EXERCISE DESCRIPTION: Make an exact copy of all the entries below, with the pictures left out.

Dataset entries on figures
BEGIN

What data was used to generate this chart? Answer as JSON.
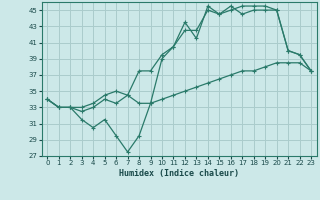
{
  "xlabel": "Humidex (Indice chaleur)",
  "bg_color": "#cce8e8",
  "grid_color": "#aacccc",
  "line_color": "#2a7a6a",
  "xlim": [
    -0.5,
    23.5
  ],
  "ylim": [
    27,
    46
  ],
  "yticks": [
    27,
    29,
    31,
    33,
    35,
    37,
    39,
    41,
    43,
    45
  ],
  "xticks": [
    0,
    1,
    2,
    3,
    4,
    5,
    6,
    7,
    8,
    9,
    10,
    11,
    12,
    13,
    14,
    15,
    16,
    17,
    18,
    19,
    20,
    21,
    22,
    23
  ],
  "series1": [
    34,
    33,
    33,
    31.5,
    30.5,
    31.5,
    29.5,
    27.5,
    29.5,
    33.5,
    39,
    40.5,
    43.5,
    41.5,
    45.5,
    44.5,
    45.5,
    44.5,
    45,
    45,
    45,
    40,
    39.5,
    37.5
  ],
  "series2": [
    34,
    33,
    33,
    32.5,
    33,
    34,
    33.5,
    34.5,
    37.5,
    37.5,
    39.5,
    40.5,
    42.5,
    42.5,
    45,
    44.5,
    45,
    45.5,
    45.5,
    45.5,
    45,
    40,
    39.5,
    37.5
  ],
  "series3": [
    34,
    33,
    33,
    33,
    33.5,
    34.5,
    35,
    34.5,
    33.5,
    33.5,
    34,
    34.5,
    35,
    35.5,
    36,
    36.5,
    37,
    37.5,
    37.5,
    38,
    38.5,
    38.5,
    38.5,
    37.5
  ]
}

END

RESULT:
What data was used to generate this chart? Answer as JSON.
{
  "xlabel": "Humidex (Indice chaleur)",
  "bg_color": "#cce8e8",
  "grid_color": "#aacccc",
  "line_color": "#2a7a6a",
  "xlim": [
    -0.5,
    23.5
  ],
  "ylim": [
    27,
    46
  ],
  "yticks": [
    27,
    29,
    31,
    33,
    35,
    37,
    39,
    41,
    43,
    45
  ],
  "xticks": [
    0,
    1,
    2,
    3,
    4,
    5,
    6,
    7,
    8,
    9,
    10,
    11,
    12,
    13,
    14,
    15,
    16,
    17,
    18,
    19,
    20,
    21,
    22,
    23
  ],
  "series1": [
    34,
    33,
    33,
    31.5,
    30.5,
    31.5,
    29.5,
    27.5,
    29.5,
    33.5,
    39,
    40.5,
    43.5,
    41.5,
    45.5,
    44.5,
    45.5,
    44.5,
    45,
    45,
    45,
    40,
    39.5,
    37.5
  ],
  "series2": [
    34,
    33,
    33,
    32.5,
    33,
    34,
    33.5,
    34.5,
    37.5,
    37.5,
    39.5,
    40.5,
    42.5,
    42.5,
    45,
    44.5,
    45,
    45.5,
    45.5,
    45.5,
    45,
    40,
    39.5,
    37.5
  ],
  "series3": [
    34,
    33,
    33,
    33,
    33.5,
    34.5,
    35,
    34.5,
    33.5,
    33.5,
    34,
    34.5,
    35,
    35.5,
    36,
    36.5,
    37,
    37.5,
    37.5,
    38,
    38.5,
    38.5,
    38.5,
    37.5
  ]
}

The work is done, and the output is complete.